# Apply what you read
A. In the passage on invisible abuse, what does the writer say became a well-honed skill?
B. Update the part of the passage on invisible abuse that opens with the words containing "How quickly I" and closes with "what I endured.", replacing "toxic person" with "harmful partner".
C. Which kinds of abuse does the passage on invisible abuse name?

# Given passage

The Scars You Can’t See
No sunglasses covering up a black eye.
How quickly I became dominated and my self-worth diminished by the toxic person in my life. My confidence evaporated. I was controlled and manipulated without knowing it. I was a strong young woman who was led to believe I wasn’t capable of anything. I didn’t think this could happen to me, but it did and it can happen to anyone.
I couldn’t see the cuts from the verbal and emotional slayings I repeatedly experienced. I blamed myself for what was happening. Perhaps if I had done X, Y, or Z, then he wouldn’t be angry with me. If only I were different. It was because of who and how I was that we had problems. I constantly grappled for forgiveness and attempted to avoid conflict…tip-toeing around the minefield I was living in. Hiding my pain became a well-honed skill. Shame continuously flowed through my veins. I didn’t think anyone would believe what I endured.
As warped as this may sound, I would have preferred to have been physically over verbally and emotionally abused. Why in my right mind would I make this choice? Physical abuse can be seen. It is believed because it is seen. You can try to hide it, but it is visible to the naked eye. Because I was too afraid to save myself, perhaps someone else would have seen my wounds and attempted to save me sooner than I had saved myself. The internal bleeding from verbal and emotional abuse is invisible. No one can see what has been or is being done to you. There are no visible signs of needing help. No sunglasses covering up a black eye. The mind games being played on you are subtle and not easily identifiable. As with any abuse, you second guess yourself, so why would someone else believe you?

(Data items)
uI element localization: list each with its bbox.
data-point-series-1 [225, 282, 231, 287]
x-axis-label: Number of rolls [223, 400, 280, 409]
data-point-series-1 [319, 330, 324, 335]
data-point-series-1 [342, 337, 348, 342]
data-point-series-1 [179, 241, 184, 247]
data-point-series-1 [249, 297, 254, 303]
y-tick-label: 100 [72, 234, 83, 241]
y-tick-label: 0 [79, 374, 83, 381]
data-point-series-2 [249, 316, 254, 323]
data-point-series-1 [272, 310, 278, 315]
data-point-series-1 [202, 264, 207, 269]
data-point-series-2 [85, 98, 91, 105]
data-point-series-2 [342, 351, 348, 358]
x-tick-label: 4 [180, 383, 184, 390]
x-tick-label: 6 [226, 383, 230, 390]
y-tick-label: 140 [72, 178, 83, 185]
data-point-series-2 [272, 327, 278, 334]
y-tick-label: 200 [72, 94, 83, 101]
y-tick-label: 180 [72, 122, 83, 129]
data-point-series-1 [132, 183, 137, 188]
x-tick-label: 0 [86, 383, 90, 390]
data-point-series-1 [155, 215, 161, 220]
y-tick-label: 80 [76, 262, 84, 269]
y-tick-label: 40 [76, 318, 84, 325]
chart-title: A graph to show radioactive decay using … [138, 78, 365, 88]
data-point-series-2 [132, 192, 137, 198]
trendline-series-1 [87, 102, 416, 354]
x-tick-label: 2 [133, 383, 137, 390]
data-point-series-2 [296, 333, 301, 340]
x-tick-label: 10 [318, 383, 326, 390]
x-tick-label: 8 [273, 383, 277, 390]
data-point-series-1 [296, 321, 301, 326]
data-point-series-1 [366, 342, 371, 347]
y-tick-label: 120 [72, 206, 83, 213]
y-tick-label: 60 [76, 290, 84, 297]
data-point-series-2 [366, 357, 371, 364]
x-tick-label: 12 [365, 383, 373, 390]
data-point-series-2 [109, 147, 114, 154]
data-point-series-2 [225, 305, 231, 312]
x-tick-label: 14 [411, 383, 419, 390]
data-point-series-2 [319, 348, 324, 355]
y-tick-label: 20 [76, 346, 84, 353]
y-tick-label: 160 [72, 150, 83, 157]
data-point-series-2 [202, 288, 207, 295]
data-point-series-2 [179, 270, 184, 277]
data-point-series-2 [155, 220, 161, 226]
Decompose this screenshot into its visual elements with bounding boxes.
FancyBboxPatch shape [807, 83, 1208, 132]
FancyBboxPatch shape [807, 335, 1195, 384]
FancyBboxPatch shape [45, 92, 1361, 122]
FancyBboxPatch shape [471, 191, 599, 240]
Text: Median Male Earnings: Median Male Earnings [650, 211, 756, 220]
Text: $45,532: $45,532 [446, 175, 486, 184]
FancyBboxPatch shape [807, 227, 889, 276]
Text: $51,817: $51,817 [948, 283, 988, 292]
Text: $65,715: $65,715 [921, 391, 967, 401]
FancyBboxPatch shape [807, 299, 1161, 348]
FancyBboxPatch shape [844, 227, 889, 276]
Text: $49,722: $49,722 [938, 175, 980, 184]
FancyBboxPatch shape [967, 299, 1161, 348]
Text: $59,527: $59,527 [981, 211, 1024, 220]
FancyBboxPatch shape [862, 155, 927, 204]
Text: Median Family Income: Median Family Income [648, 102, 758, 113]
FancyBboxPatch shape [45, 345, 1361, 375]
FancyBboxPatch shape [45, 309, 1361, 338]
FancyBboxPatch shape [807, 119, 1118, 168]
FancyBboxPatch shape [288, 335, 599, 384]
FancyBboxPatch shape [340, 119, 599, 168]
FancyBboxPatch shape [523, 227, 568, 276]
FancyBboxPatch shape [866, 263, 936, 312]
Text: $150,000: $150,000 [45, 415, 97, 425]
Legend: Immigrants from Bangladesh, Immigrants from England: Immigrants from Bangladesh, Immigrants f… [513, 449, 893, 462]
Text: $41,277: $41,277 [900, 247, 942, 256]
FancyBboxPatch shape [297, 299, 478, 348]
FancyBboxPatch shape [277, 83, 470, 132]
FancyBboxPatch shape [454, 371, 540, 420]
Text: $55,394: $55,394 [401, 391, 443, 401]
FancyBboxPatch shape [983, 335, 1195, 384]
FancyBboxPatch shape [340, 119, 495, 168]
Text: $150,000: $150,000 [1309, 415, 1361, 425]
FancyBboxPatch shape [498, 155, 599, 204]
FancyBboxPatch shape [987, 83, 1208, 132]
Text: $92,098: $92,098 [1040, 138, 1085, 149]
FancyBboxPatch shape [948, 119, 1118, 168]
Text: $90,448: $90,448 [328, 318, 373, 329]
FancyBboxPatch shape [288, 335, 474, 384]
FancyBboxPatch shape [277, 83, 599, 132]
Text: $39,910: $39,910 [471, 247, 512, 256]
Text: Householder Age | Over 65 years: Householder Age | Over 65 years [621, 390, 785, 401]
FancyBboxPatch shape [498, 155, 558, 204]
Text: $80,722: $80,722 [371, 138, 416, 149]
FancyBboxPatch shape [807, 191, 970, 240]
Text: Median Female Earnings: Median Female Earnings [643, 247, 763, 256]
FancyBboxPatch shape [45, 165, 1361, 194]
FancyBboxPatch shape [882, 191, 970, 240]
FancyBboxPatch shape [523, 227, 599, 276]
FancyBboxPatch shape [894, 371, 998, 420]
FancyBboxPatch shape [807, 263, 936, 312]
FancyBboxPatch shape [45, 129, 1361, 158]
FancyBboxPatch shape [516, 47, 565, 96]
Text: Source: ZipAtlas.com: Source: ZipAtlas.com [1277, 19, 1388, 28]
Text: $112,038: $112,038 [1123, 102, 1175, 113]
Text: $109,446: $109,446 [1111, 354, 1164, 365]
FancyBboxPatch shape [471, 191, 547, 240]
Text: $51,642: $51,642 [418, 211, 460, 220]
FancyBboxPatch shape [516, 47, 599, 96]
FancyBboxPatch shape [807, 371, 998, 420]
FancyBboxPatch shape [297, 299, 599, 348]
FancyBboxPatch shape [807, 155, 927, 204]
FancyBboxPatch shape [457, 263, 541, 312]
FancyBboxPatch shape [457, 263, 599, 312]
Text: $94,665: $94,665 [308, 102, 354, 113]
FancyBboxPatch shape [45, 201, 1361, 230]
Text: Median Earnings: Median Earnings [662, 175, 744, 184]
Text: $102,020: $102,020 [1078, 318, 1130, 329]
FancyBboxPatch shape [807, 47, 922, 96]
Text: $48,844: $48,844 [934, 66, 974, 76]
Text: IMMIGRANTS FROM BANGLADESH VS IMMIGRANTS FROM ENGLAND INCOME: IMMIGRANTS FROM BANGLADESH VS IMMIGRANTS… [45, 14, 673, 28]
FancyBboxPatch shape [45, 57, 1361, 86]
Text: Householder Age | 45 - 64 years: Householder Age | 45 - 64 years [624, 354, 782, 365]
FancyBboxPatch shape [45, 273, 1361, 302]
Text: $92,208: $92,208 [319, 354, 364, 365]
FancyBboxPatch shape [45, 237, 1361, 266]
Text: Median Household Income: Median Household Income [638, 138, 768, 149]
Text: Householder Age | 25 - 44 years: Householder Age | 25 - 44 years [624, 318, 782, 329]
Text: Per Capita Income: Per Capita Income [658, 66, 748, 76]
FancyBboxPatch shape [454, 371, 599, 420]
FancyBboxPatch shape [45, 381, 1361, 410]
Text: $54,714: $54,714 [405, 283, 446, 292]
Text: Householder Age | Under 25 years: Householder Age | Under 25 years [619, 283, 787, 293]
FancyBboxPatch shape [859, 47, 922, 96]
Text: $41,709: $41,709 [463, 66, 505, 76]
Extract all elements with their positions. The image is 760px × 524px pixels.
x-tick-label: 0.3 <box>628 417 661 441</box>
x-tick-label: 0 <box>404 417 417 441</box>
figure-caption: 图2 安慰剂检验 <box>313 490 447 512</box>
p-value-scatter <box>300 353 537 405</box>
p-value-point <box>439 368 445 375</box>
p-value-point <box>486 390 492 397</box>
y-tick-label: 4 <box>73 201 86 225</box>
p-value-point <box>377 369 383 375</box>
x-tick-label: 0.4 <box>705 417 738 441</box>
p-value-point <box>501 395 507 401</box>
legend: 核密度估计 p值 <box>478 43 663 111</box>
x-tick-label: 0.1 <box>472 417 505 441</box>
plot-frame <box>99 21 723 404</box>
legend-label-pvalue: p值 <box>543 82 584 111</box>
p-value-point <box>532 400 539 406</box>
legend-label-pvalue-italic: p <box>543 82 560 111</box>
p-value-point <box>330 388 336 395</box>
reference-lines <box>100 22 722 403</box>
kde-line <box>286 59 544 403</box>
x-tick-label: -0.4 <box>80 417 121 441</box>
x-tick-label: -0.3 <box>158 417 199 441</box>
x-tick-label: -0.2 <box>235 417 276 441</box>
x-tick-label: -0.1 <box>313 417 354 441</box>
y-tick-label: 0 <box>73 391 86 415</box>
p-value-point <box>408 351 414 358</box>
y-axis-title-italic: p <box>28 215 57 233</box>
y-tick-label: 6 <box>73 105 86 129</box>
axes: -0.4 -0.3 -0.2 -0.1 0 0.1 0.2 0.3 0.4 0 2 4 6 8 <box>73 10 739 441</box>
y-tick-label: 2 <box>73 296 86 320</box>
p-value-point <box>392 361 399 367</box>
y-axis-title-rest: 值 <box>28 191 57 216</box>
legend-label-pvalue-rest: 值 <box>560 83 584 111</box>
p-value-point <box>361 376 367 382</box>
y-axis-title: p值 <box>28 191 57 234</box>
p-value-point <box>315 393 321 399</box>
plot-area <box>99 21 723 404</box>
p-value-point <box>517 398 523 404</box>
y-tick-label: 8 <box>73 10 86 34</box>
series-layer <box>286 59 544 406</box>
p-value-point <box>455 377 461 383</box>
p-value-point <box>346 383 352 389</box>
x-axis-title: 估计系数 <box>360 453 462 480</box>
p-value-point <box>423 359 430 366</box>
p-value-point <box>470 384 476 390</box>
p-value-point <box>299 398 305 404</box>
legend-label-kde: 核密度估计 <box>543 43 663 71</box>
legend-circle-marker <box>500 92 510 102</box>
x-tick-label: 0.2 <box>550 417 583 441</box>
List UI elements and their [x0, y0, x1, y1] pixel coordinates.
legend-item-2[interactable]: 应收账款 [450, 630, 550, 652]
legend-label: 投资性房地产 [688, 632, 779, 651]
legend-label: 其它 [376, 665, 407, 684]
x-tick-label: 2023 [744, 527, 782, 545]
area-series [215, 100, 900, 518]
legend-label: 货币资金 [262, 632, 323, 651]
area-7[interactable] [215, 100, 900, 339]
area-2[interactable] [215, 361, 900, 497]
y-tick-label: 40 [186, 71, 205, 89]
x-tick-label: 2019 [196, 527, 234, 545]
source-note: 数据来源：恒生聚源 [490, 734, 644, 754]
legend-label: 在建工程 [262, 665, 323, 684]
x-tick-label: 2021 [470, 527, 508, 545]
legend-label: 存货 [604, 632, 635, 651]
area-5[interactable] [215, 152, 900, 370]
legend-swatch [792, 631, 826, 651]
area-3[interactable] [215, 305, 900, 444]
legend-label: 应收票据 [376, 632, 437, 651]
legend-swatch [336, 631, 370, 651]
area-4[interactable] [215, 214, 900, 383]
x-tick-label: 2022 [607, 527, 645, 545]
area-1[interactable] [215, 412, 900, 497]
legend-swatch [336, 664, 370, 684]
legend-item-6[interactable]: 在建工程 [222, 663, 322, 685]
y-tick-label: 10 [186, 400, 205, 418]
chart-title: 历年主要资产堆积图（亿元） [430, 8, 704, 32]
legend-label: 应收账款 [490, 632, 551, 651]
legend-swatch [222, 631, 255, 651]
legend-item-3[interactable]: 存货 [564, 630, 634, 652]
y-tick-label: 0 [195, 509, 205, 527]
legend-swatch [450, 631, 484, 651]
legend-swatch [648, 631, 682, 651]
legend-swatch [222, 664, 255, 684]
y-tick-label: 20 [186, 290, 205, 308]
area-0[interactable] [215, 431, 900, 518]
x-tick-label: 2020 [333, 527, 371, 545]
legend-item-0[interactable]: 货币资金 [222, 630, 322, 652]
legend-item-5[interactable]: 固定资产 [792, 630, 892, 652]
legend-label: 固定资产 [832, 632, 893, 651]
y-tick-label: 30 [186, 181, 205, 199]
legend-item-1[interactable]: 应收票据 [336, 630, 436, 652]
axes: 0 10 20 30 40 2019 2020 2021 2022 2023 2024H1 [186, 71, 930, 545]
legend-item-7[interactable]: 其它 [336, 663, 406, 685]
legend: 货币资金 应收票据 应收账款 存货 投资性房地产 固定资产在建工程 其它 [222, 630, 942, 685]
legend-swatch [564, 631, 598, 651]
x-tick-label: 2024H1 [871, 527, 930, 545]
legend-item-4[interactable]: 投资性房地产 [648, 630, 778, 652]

# Answer set
A. Hiding her pain.

B.
How quickly I became dominated and my self-worth diminished by the harmful partner in my life. My confidence evaporated. I was controlled and manipulated without knowing it. I was a strong young woman who was led to believe I wasn’t capable of anything. I didn’t think this could happen to me, but it did and it can happen to anyone.
I couldn’t see the cuts from the verbal and emotional slayings I repeatedly experienced. I blamed myself for what was happening. Perhaps if I had done X, Y, or Z, then he wouldn’t be angry with me. If only I were different. It was because of who and how I was that we had problems. I constantly grappled for forgiveness and attempted to avoid conflict…tip-toeing around the minefield I was living in. Hiding my pain became a well-honed skill. Shame continuously flowed through my veins. I didn’t think anyone would believe what I endured.

C. Physical abuse, verbal abuse, emotional abuse